**Aim:**
Restate the records below word for word, and omit the images they hold.

**Records:**
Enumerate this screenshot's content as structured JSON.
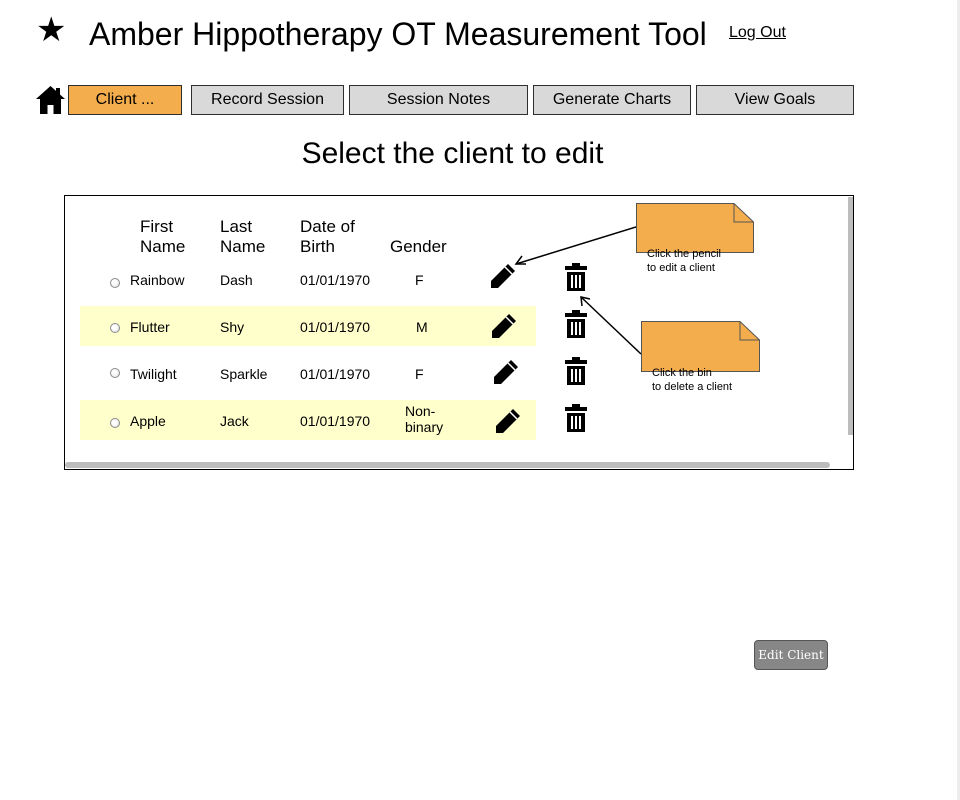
{
  "header": {
    "star_glyph": "★",
    "title": "Amber Hippotherapy OT Measurement Tool",
    "logout_label": "Log Out"
  },
  "nav": {
    "home_icon": "home-icon",
    "tabs": [
      {
        "label": "Client ...",
        "active": true
      },
      {
        "label": "Record Session",
        "active": false
      },
      {
        "label": "Session Notes",
        "active": false
      },
      {
        "label": "Generate Charts",
        "active": false
      },
      {
        "label": "View Goals",
        "active": false
      }
    ]
  },
  "page": {
    "heading": "Select the client to edit"
  },
  "table": {
    "headers": {
      "first_name": [
        "First",
        "Name"
      ],
      "last_name": [
        "Last",
        "Name"
      ],
      "dob": [
        "Date of",
        "Birth"
      ],
      "gender": "Gender"
    },
    "rows": [
      {
        "first": "Rainbow",
        "last": "Dash",
        "dob": "01/01/1970",
        "gender": "F",
        "highlighted": false
      },
      {
        "first": "Flutter",
        "last": "Shy",
        "dob": "01/01/1970",
        "gender": "M",
        "highlighted": true
      },
      {
        "first": "Twilight",
        "last": "Sparkle",
        "dob": "01/01/1970",
        "gender": "F",
        "highlighted": false
      },
      {
        "first": "Apple",
        "last": "Jack",
        "dob": "01/01/1970",
        "gender": [
          "Non-",
          "binary"
        ],
        "highlighted": true
      }
    ],
    "row_icons": {
      "edit": "pencil-icon",
      "delete": "trash-icon"
    }
  },
  "notes": {
    "pencil": [
      "Click the pencil",
      "to edit a client"
    ],
    "bin": [
      "Click the bin",
      "to delete a client"
    ]
  },
  "actions": {
    "edit_client_label": "Edit Client"
  },
  "colors": {
    "active_tab": "#f4ad4c",
    "inactive_tab": "#d9d9d9",
    "row_highlight": "#ffffcc",
    "note_fill": "#f4ad4c",
    "edit_button": "#878787"
  }
}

**Answer:**
Enumerate this screenshot's content as structured JSON.
{
  "header": {
    "star_glyph": "★",
    "title": "Amber Hippotherapy OT Measurement Tool",
    "logout_label": "Log Out"
  },
  "nav": {
    "home_icon": "home-icon",
    "tabs": [
      {
        "label": "Client ...",
        "active": true
      },
      {
        "label": "Record Session",
        "active": false
      },
      {
        "label": "Session Notes",
        "active": false
      },
      {
        "label": "Generate Charts",
        "active": false
      },
      {
        "label": "View Goals",
        "active": false
      }
    ]
  },
  "page": {
    "heading": "Select the client to edit"
  },
  "table": {
    "headers": {
      "first_name": [
        "First",
        "Name"
      ],
      "last_name": [
        "Last",
        "Name"
      ],
      "dob": [
        "Date of",
        "Birth"
      ],
      "gender": "Gender"
    },
    "rows": [
      {
        "first": "Rainbow",
        "last": "Dash",
        "dob": "01/01/1970",
        "gender": "F",
        "highlighted": false
      },
      {
        "first": "Flutter",
        "last": "Shy",
        "dob": "01/01/1970",
        "gender": "M",
        "highlighted": true
      },
      {
        "first": "Twilight",
        "last": "Sparkle",
        "dob": "01/01/1970",
        "gender": "F",
        "highlighted": false
      },
      {
        "first": "Apple",
        "last": "Jack",
        "dob": "01/01/1970",
        "gender": [
          "Non-",
          "binary"
        ],
        "highlighted": true
      }
    ],
    "row_icons": {
      "edit": "pencil-icon",
      "delete": "trash-icon"
    }
  },
  "notes": {
    "pencil": [
      "Click the pencil",
      "to edit a client"
    ],
    "bin": [
      "Click the bin",
      "to delete a client"
    ]
  },
  "actions": {
    "edit_client_label": "Edit Client"
  },
  "colors": {
    "active_tab": "#f4ad4c",
    "inactive_tab": "#d9d9d9",
    "row_highlight": "#ffffcc",
    "note_fill": "#f4ad4c",
    "edit_button": "#878787"
  }
}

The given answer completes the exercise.